*REQUIRED WORK*
Can you transcribe every line exactly and leave the pictures behind?

** Begin **

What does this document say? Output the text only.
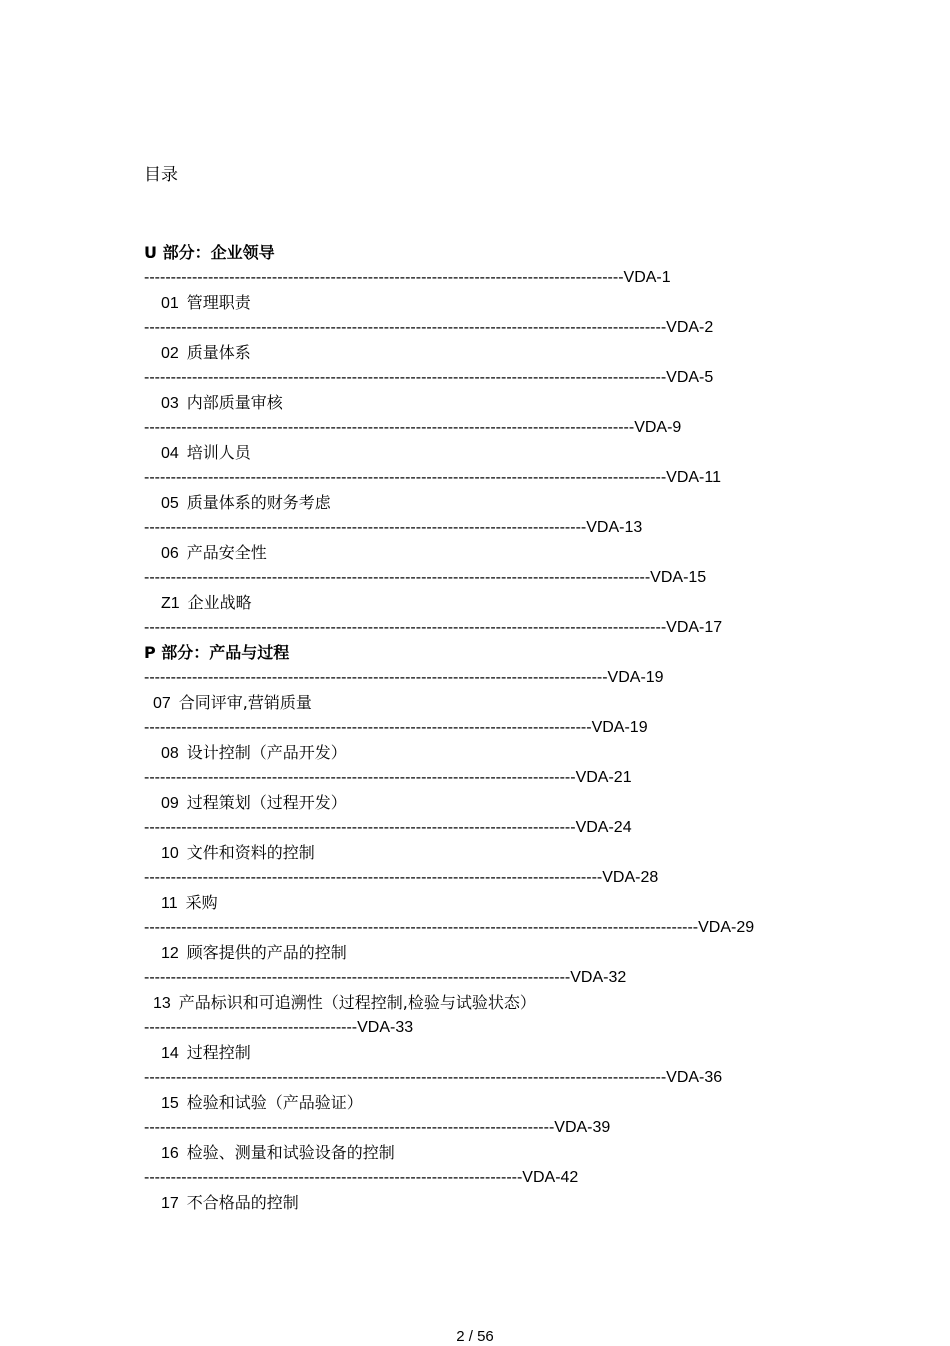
目录
U 部分：企业领导
------------------------------------------------------------------------------------------VDA-1
01 管理职责
--------------------------------------------------------------------------------------------------VDA-2
02 质量体系
--------------------------------------------------------------------------------------------------VDA-5
03 内部质量审核
--------------------------------------------------------------------------------------------VDA-9
04 培训人员
--------------------------------------------------------------------------------------------------VDA-11
05 质量体系的财务考虑
-----------------------------------------------------------------------------------VDA-13
06 产品安全性
-----------------------------------------------------------------------------------------------VDA-15
Z1 企业战略
--------------------------------------------------------------------------------------------------VDA-17
P 部分：产品与过程
---------------------------------------------------------------------------------------VDA-19
07 合同评审,营销质量
------------------------------------------------------------------------------------VDA-19
08 设计控制（产品开发）
---------------------------------------------------------------------------------VDA-21
09 过程策划（过程开发）
---------------------------------------------------------------------------------VDA-24
10 文件和资料的控制
--------------------------------------------------------------------------------------VDA-28
11 采购
--------------------------------------------------------------------------------------------------------VDA-29
12 顾客提供的产品的控制
--------------------------------------------------------------------------------VDA-32
13 产品标识和可追溯性（过程控制,检验与试验状态）
----------------------------------------VDA-33
14 过程控制
--------------------------------------------------------------------------------------------------VDA-36
15 检验和试验（产品验证）
-----------------------------------------------------------------------------VDA-39
16 检验、测量和试验设备的控制
-----------------------------------------------------------------------VDA-42
17 不合格品的控制
2 / 56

** End **

*FINAL RESULT*
What does this document say? Output the text only.
目录
U 部分：企业领导
------------------------------------------------------------------------------------------VDA-1
01 管理职责
--------------------------------------------------------------------------------------------------VDA-2
02 质量体系
--------------------------------------------------------------------------------------------------VDA-5
03 内部质量审核
--------------------------------------------------------------------------------------------VDA-9
04 培训人员
--------------------------------------------------------------------------------------------------VDA-11
05 质量体系的财务考虑
-----------------------------------------------------------------------------------VDA-13
06 产品安全性
-----------------------------------------------------------------------------------------------VDA-15
Z1 企业战略
--------------------------------------------------------------------------------------------------VDA-17
P 部分：产品与过程
---------------------------------------------------------------------------------------VDA-19
07 合同评审,营销质量
------------------------------------------------------------------------------------VDA-19
08 设计控制（产品开发）
---------------------------------------------------------------------------------VDA-21
09 过程策划（过程开发）
---------------------------------------------------------------------------------VDA-24
10 文件和资料的控制
--------------------------------------------------------------------------------------VDA-28
11 采购
--------------------------------------------------------------------------------------------------------VDA-29
12 顾客提供的产品的控制
--------------------------------------------------------------------------------VDA-32
13 产品标识和可追溯性（过程控制,检验与试验状态）
----------------------------------------VDA-33
14 过程控制
--------------------------------------------------------------------------------------------------VDA-36
15 检验和试验（产品验证）
-----------------------------------------------------------------------------VDA-39
16 检验、测量和试验设备的控制
-----------------------------------------------------------------------VDA-42
17 不合格品的控制
2 / 56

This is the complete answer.